REQUEST >> Work out how many lines of the material below mention the word "Tmsk"; reply with the number only.

(Saved entries)
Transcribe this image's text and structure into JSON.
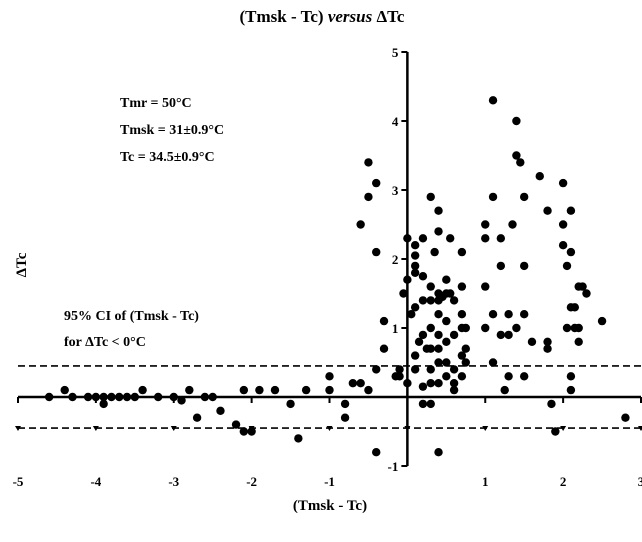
{
  "chart_data": {
    "type": "scatter",
    "title_main": "(Tmsk - Tc) ",
    "title_italic": "versus",
    "title_tail": " ΔTc",
    "xlabel": "(Tmsk - Tc)",
    "ylabel": "ΔTc",
    "xlim": [
      -5,
      3
    ],
    "ylim": [
      -1,
      5
    ],
    "xticks": [
      -5,
      -4,
      -3,
      -2,
      -1,
      1,
      2,
      3
    ],
    "yticks": [
      -1,
      1,
      2,
      3,
      4,
      5
    ],
    "annotations": [
      "Tmr = 50°C",
      "Tmsk = 31±0.9°C",
      "Tc = 34.5±0.9°C"
    ],
    "ci_label": [
      "95% CI of (Tmsk - Tc)",
      "for ΔTc < 0°C"
    ],
    "reference_lines": {
      "upper": 0.45,
      "lower": -0.45
    },
    "points": [
      [
        -4.6,
        0
      ],
      [
        -4.4,
        0.1
      ],
      [
        -4.3,
        0
      ],
      [
        -4.1,
        0
      ],
      [
        -4.0,
        0
      ],
      [
        -3.9,
        -0.1
      ],
      [
        -3.9,
        0
      ],
      [
        -3.8,
        0
      ],
      [
        -3.7,
        0
      ],
      [
        -3.6,
        0
      ],
      [
        -3.5,
        0
      ],
      [
        -3.4,
        0.1
      ],
      [
        -3.2,
        0
      ],
      [
        -3.0,
        0
      ],
      [
        -2.9,
        -0.05
      ],
      [
        -2.8,
        0.1
      ],
      [
        -2.7,
        -0.3
      ],
      [
        -2.6,
        0
      ],
      [
        -2.5,
        0
      ],
      [
        -2.4,
        -0.2
      ],
      [
        -2.2,
        -0.4
      ],
      [
        -2.1,
        -0.5
      ],
      [
        -2.0,
        -0.5
      ],
      [
        -2.1,
        0.1
      ],
      [
        -1.9,
        0.1
      ],
      [
        -1.7,
        0.1
      ],
      [
        -1.5,
        -0.1
      ],
      [
        -1.4,
        -0.6
      ],
      [
        -1.3,
        0.1
      ],
      [
        -1.0,
        0.3
      ],
      [
        -1.0,
        0.1
      ],
      [
        -0.8,
        -0.3
      ],
      [
        -0.8,
        -0.1
      ],
      [
        -0.7,
        0.2
      ],
      [
        -0.6,
        0.2
      ],
      [
        -0.5,
        0.1
      ],
      [
        -0.6,
        2.5
      ],
      [
        -0.5,
        2.9
      ],
      [
        -0.5,
        3.4
      ],
      [
        -0.4,
        3.1
      ],
      [
        -0.4,
        2.1
      ],
      [
        -0.3,
        1.1
      ],
      [
        -0.3,
        0.7
      ],
      [
        -0.4,
        0.4
      ],
      [
        -0.4,
        -0.8
      ],
      [
        -0.1,
        0.4
      ],
      [
        -0.15,
        0.3
      ],
      [
        -0.1,
        0.3
      ],
      [
        -0.05,
        1.5
      ],
      [
        0.0,
        2.3
      ],
      [
        0.0,
        1.7
      ],
      [
        0.05,
        1.2
      ],
      [
        0.0,
        0.2
      ],
      [
        0.1,
        2.2
      ],
      [
        0.1,
        2.05
      ],
      [
        0.1,
        1.9
      ],
      [
        0.1,
        1.8
      ],
      [
        0.1,
        1.3
      ],
      [
        0.1,
        0.6
      ],
      [
        0.1,
        0.4
      ],
      [
        0.15,
        0.8
      ],
      [
        0.2,
        2.3
      ],
      [
        0.2,
        1.75
      ],
      [
        0.2,
        1.4
      ],
      [
        0.2,
        0.9
      ],
      [
        0.2,
        0.15
      ],
      [
        0.2,
        -0.1
      ],
      [
        0.25,
        0.7
      ],
      [
        0.3,
        2.9
      ],
      [
        0.3,
        1.6
      ],
      [
        0.3,
        1.4
      ],
      [
        0.3,
        1.0
      ],
      [
        0.3,
        0.7
      ],
      [
        0.3,
        0.4
      ],
      [
        0.3,
        0.2
      ],
      [
        0.3,
        -0.1
      ],
      [
        0.35,
        2.1
      ],
      [
        0.4,
        2.7
      ],
      [
        0.4,
        2.4
      ],
      [
        0.4,
        1.5
      ],
      [
        0.4,
        1.4
      ],
      [
        0.4,
        1.2
      ],
      [
        0.4,
        0.9
      ],
      [
        0.4,
        0.7
      ],
      [
        0.4,
        0.5
      ],
      [
        0.4,
        0.2
      ],
      [
        0.4,
        -0.8
      ],
      [
        0.45,
        1.45
      ],
      [
        0.5,
        1.7
      ],
      [
        0.5,
        1.5
      ],
      [
        0.5,
        1.1
      ],
      [
        0.5,
        0.8
      ],
      [
        0.5,
        0.5
      ],
      [
        0.5,
        0.3
      ],
      [
        0.55,
        2.3
      ],
      [
        0.55,
        1.5
      ],
      [
        0.6,
        1.4
      ],
      [
        0.6,
        0.9
      ],
      [
        0.6,
        0.4
      ],
      [
        0.6,
        0.2
      ],
      [
        0.6,
        0.1
      ],
      [
        0.7,
        2.1
      ],
      [
        0.7,
        1.6
      ],
      [
        0.7,
        1.2
      ],
      [
        0.7,
        1.0
      ],
      [
        0.7,
        0.6
      ],
      [
        0.7,
        0.3
      ],
      [
        0.75,
        0.7
      ],
      [
        0.75,
        0.5
      ],
      [
        0.75,
        1.0
      ],
      [
        1.0,
        2.3
      ],
      [
        1.0,
        2.5
      ],
      [
        1.0,
        1.6
      ],
      [
        1.0,
        1.0
      ],
      [
        1.1,
        4.3
      ],
      [
        1.1,
        2.9
      ],
      [
        1.1,
        1.2
      ],
      [
        1.1,
        0.5
      ],
      [
        1.2,
        2.3
      ],
      [
        1.2,
        1.9
      ],
      [
        1.2,
        0.9
      ],
      [
        1.25,
        0.1
      ],
      [
        1.3,
        1.2
      ],
      [
        1.3,
        0.9
      ],
      [
        1.3,
        0.3
      ],
      [
        1.35,
        2.5
      ],
      [
        1.4,
        4.0
      ],
      [
        1.4,
        3.5
      ],
      [
        1.4,
        1.0
      ],
      [
        1.45,
        3.4
      ],
      [
        1.5,
        2.9
      ],
      [
        1.5,
        1.9
      ],
      [
        1.5,
        1.2
      ],
      [
        1.5,
        0.3
      ],
      [
        1.6,
        0.8
      ],
      [
        1.7,
        3.2
      ],
      [
        1.8,
        2.7
      ],
      [
        1.8,
        0.8
      ],
      [
        1.8,
        0.7
      ],
      [
        1.85,
        -0.1
      ],
      [
        1.9,
        -0.5
      ],
      [
        2.0,
        3.1
      ],
      [
        2.0,
        2.5
      ],
      [
        2.0,
        2.2
      ],
      [
        2.05,
        1.9
      ],
      [
        2.05,
        1.0
      ],
      [
        2.1,
        2.7
      ],
      [
        2.1,
        2.1
      ],
      [
        2.1,
        1.3
      ],
      [
        2.1,
        0.3
      ],
      [
        2.1,
        0.1
      ],
      [
        2.15,
        1.3
      ],
      [
        2.15,
        1.0
      ],
      [
        2.2,
        1.6
      ],
      [
        2.2,
        0.8
      ],
      [
        2.2,
        1.0
      ],
      [
        2.25,
        1.6
      ],
      [
        2.3,
        1.5
      ],
      [
        2.5,
        1.1
      ],
      [
        2.8,
        -0.3
      ]
    ]
  }
}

WRITTEN SOLUTION >> 4